## [DIRECTION]
Copy all lines in which the word "texty" can be found.

[Chart and figure data]
______

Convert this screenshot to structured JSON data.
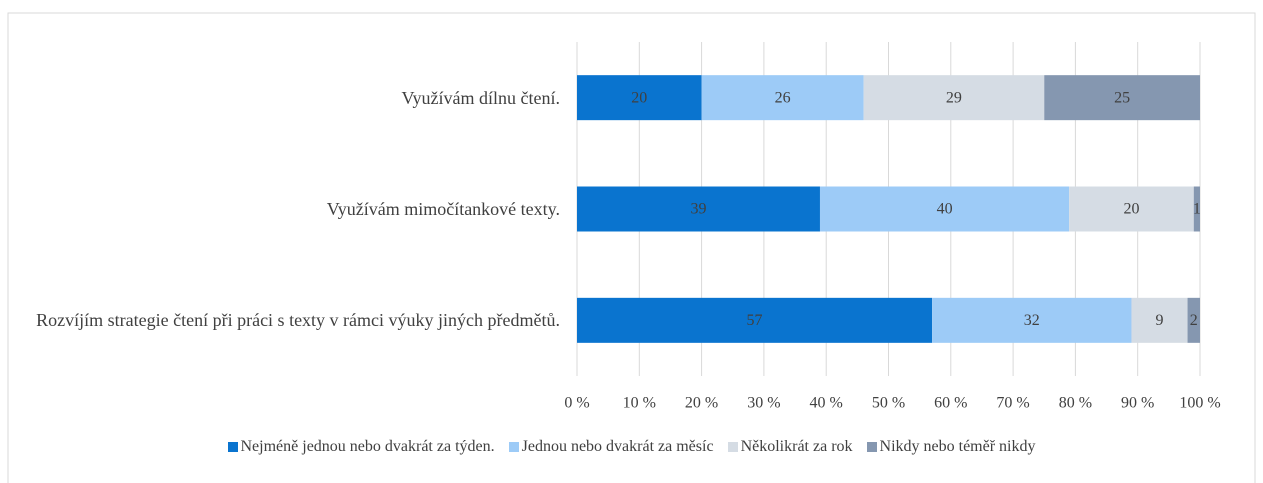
{
  "chart_data": {
    "type": "stacked_barh",
    "categories": [
      "Využívám dílnu čtení.",
      "Využívám mimočítankové texty.",
      "Rozvíjím strategie čtení při práci s texty v rámci výuky jiných předmětů."
    ],
    "series": [
      {
        "name": "Nejméně jednou nebo dvakrát za týden.",
        "color": "#0a74cf",
        "values": [
          20,
          39,
          57
        ]
      },
      {
        "name": "Jednou nebo dvakrát za měsíc",
        "color": "#9dcbf7",
        "values": [
          26,
          40,
          32
        ]
      },
      {
        "name": "Několikrát za rok",
        "color": "#d5dce4",
        "values": [
          29,
          20,
          9
        ]
      },
      {
        "name": "Nikdy nebo téměř nikdy",
        "color": "#8597b0",
        "values": [
          25,
          1,
          2
        ]
      }
    ],
    "xlim": [
      0,
      100
    ],
    "xticks": [
      {
        "value": 0,
        "label": "0 %"
      },
      {
        "value": 10,
        "label": "10 %"
      },
      {
        "value": 20,
        "label": "20 %"
      },
      {
        "value": 30,
        "label": "30 %"
      },
      {
        "value": 40,
        "label": "40 %"
      },
      {
        "value": 50,
        "label": "50 %"
      },
      {
        "value": 60,
        "label": "60 %"
      },
      {
        "value": 70,
        "label": "70 %"
      },
      {
        "value": 80,
        "label": "80 %"
      },
      {
        "value": 90,
        "label": "90 %"
      },
      {
        "value": 100,
        "label": "100 %"
      }
    ],
    "grid": true,
    "legend": "bottom"
  }
}
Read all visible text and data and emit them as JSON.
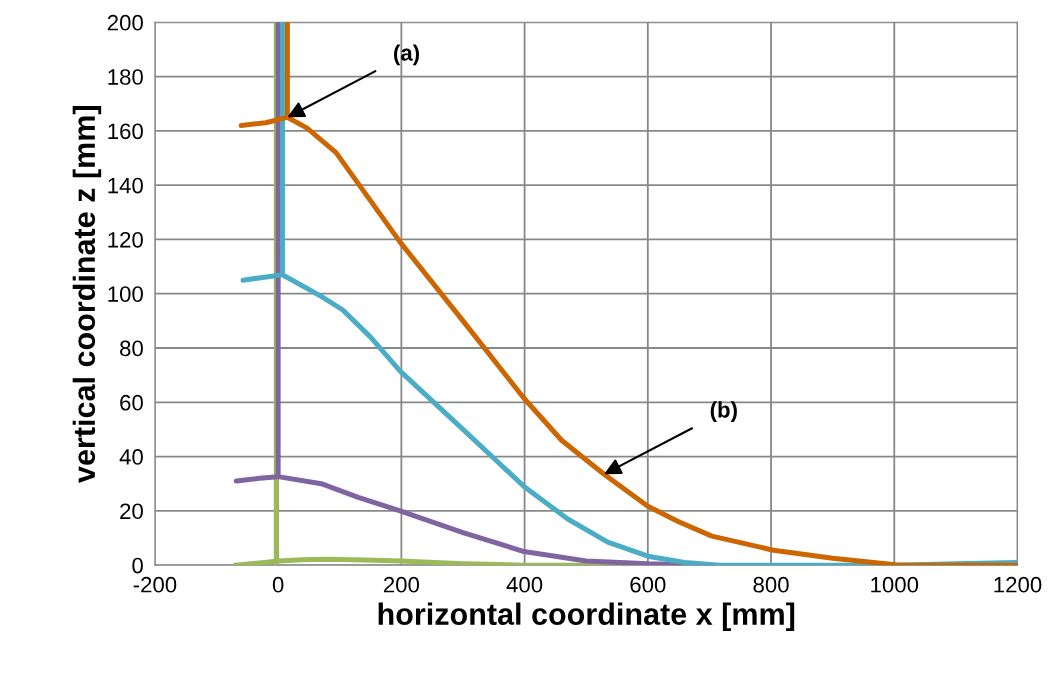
{
  "chart_data": {
    "type": "line",
    "xlabel": "horizontal coordinate x [mm]",
    "ylabel": "vertical coordinate z [mm]",
    "xlim": [
      -200,
      1200
    ],
    "xticks": [
      -200,
      0,
      200,
      400,
      600,
      800,
      1000,
      1200
    ],
    "ylim": [
      0,
      200
    ],
    "yticks": [
      0,
      20,
      40,
      60,
      80,
      100,
      120,
      140,
      160,
      180,
      200
    ],
    "grid": true,
    "marker": "none",
    "line_style": "solid",
    "series": [
      {
        "color": "#9bbb59",
        "x": [
          -3,
          -3,
          null,
          -70,
          -30,
          0,
          40,
          80,
          140,
          200,
          300,
          400,
          500,
          600,
          700
        ],
        "values": [
          200,
          0,
          null,
          0,
          0.8,
          1.5,
          2,
          2.2,
          1.9,
          1.5,
          0.5,
          0,
          0,
          0,
          0
        ]
      },
      {
        "color": "#8064a2",
        "x": [
          -68,
          -30,
          0,
          0,
          null,
          0,
          70,
          130,
          198,
          300,
          399,
          500,
          600,
          704
        ],
        "values": [
          31,
          32,
          32.6,
          200,
          null,
          32.6,
          30,
          25,
          20,
          12,
          5,
          1.5,
          0.5,
          0
        ]
      },
      {
        "color": "#4bacc6",
        "x": [
          -57,
          -25,
          7,
          7,
          null,
          7,
          70,
          105,
          150,
          198,
          300,
          399,
          470,
          535,
          600,
          660,
          717,
          800,
          900,
          1000,
          1100,
          1200
        ],
        "values": [
          105,
          106,
          107,
          200,
          null,
          107,
          99,
          94,
          84,
          71.5,
          50,
          29,
          17,
          8.5,
          3.3,
          1,
          0,
          0,
          0,
          0,
          0.5,
          1
        ]
      },
      {
        "color": "#cc6600",
        "x": [
          -60,
          -20,
          15,
          15,
          null,
          15,
          47,
          94,
          135,
          198,
          300,
          399,
          460,
          529,
          600,
          650,
          704,
          804,
          900,
          1009,
          1100,
          1200
        ],
        "values": [
          162,
          163,
          165,
          200,
          null,
          165,
          161,
          152,
          139,
          119,
          90,
          61.5,
          46,
          33.5,
          21.7,
          16,
          10.7,
          5.5,
          2.5,
          0,
          0,
          0
        ]
      }
    ],
    "annotations": [
      {
        "text": "(a)",
        "x": 15,
        "y": 165
      },
      {
        "text": "(b)",
        "x": 529,
        "y": 33.5
      }
    ]
  }
}
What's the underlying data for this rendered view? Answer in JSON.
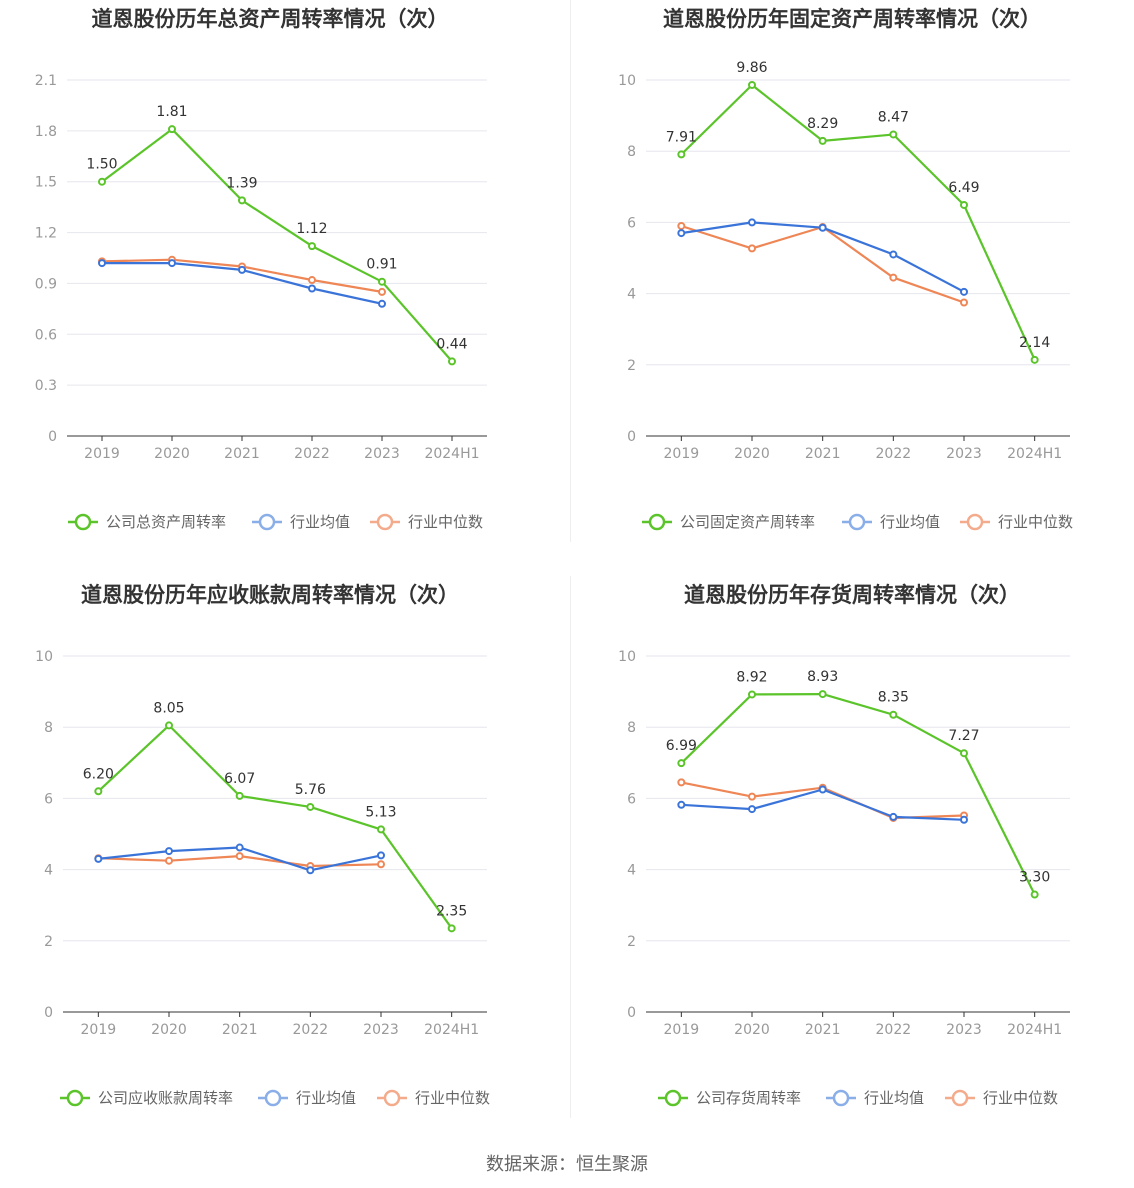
{
  "source_label": "数据来源：恒生聚源",
  "colors": {
    "company": "#5bc42a",
    "avg": "#3b74d9",
    "median": "#ee8656",
    "grid": "#e6e6ee",
    "axis": "#333333"
  },
  "legend_colors": {
    "company": "#5bc42a",
    "avg": "#8aaee8",
    "median": "#f3ab8c"
  },
  "chart_data": [
    {
      "type": "line",
      "title": "道恩股份历年总资产周转率情况（次）",
      "categories": [
        "2019",
        "2020",
        "2021",
        "2022",
        "2023",
        "2024H1"
      ],
      "yticks": [
        "0",
        "0.3",
        "0.6",
        "0.9",
        "1.2",
        "1.5",
        "1.8",
        "2.1"
      ],
      "ylim": [
        0,
        2.1
      ],
      "legend_position": "bottom",
      "series": [
        {
          "name": "公司总资产周转率",
          "role": "company",
          "values": [
            1.5,
            1.81,
            1.39,
            1.12,
            0.91,
            0.44
          ],
          "labels": [
            "1.50",
            "1.81",
            "1.39",
            "1.12",
            "0.91",
            "0.44"
          ]
        },
        {
          "name": "行业均值",
          "role": "avg",
          "values": [
            1.02,
            1.02,
            0.98,
            0.87,
            0.78,
            null
          ]
        },
        {
          "name": "行业中位数",
          "role": "median",
          "values": [
            1.03,
            1.04,
            1.0,
            0.92,
            0.85,
            null
          ]
        }
      ]
    },
    {
      "type": "line",
      "title": "道恩股份历年固定资产周转率情况（次）",
      "categories": [
        "2019",
        "2020",
        "2021",
        "2022",
        "2023",
        "2024H1"
      ],
      "yticks": [
        "0",
        "2",
        "4",
        "6",
        "8",
        "10"
      ],
      "ylim": [
        0,
        10
      ],
      "legend_position": "bottom",
      "series": [
        {
          "name": "公司固定资产周转率",
          "role": "company",
          "values": [
            7.91,
            9.86,
            8.29,
            8.47,
            6.49,
            2.14
          ],
          "labels": [
            "7.91",
            "9.86",
            "8.29",
            "8.47",
            "6.49",
            "2.14"
          ]
        },
        {
          "name": "行业均值",
          "role": "avg",
          "values": [
            5.7,
            6.0,
            5.85,
            5.1,
            4.05,
            null
          ]
        },
        {
          "name": "行业中位数",
          "role": "median",
          "values": [
            5.9,
            5.27,
            5.87,
            4.45,
            3.75,
            null
          ]
        }
      ]
    },
    {
      "type": "line",
      "title": "道恩股份历年应收账款周转率情况（次）",
      "categories": [
        "2019",
        "2020",
        "2021",
        "2022",
        "2023",
        "2024H1"
      ],
      "yticks": [
        "0",
        "2",
        "4",
        "6",
        "8",
        "10"
      ],
      "ylim": [
        0,
        10
      ],
      "legend_position": "bottom",
      "series": [
        {
          "name": "公司应收账款周转率",
          "role": "company",
          "values": [
            6.2,
            8.05,
            6.07,
            5.76,
            5.13,
            2.35
          ],
          "labels": [
            "6.20",
            "8.05",
            "6.07",
            "5.76",
            "5.13",
            "2.35"
          ]
        },
        {
          "name": "行业均值",
          "role": "avg",
          "values": [
            4.3,
            4.52,
            4.62,
            3.98,
            4.4,
            null
          ]
        },
        {
          "name": "行业中位数",
          "role": "median",
          "values": [
            4.32,
            4.25,
            4.38,
            4.1,
            4.15,
            null
          ]
        }
      ]
    },
    {
      "type": "line",
      "title": "道恩股份历年存货周转率情况（次）",
      "categories": [
        "2019",
        "2020",
        "2021",
        "2022",
        "2023",
        "2024H1"
      ],
      "yticks": [
        "0",
        "2",
        "4",
        "6",
        "8",
        "10"
      ],
      "ylim": [
        0,
        10
      ],
      "legend_position": "bottom",
      "series": [
        {
          "name": "公司存货周转率",
          "role": "company",
          "values": [
            6.99,
            8.92,
            8.93,
            8.35,
            7.27,
            3.3
          ],
          "labels": [
            "6.99",
            "8.92",
            "8.93",
            "8.35",
            "7.27",
            "3.30"
          ]
        },
        {
          "name": "行业均值",
          "role": "avg",
          "values": [
            5.82,
            5.7,
            6.25,
            5.48,
            5.4,
            null
          ]
        },
        {
          "name": "行业中位数",
          "role": "median",
          "values": [
            6.45,
            6.05,
            6.3,
            5.45,
            5.52,
            null
          ]
        }
      ]
    }
  ]
}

______

## [EXPECTED ANSWER]
      "Využívám mimočítankové texty.",
      "Rozvíjím strategie čtení při práci s texty v rámci výuky jiných předmětů."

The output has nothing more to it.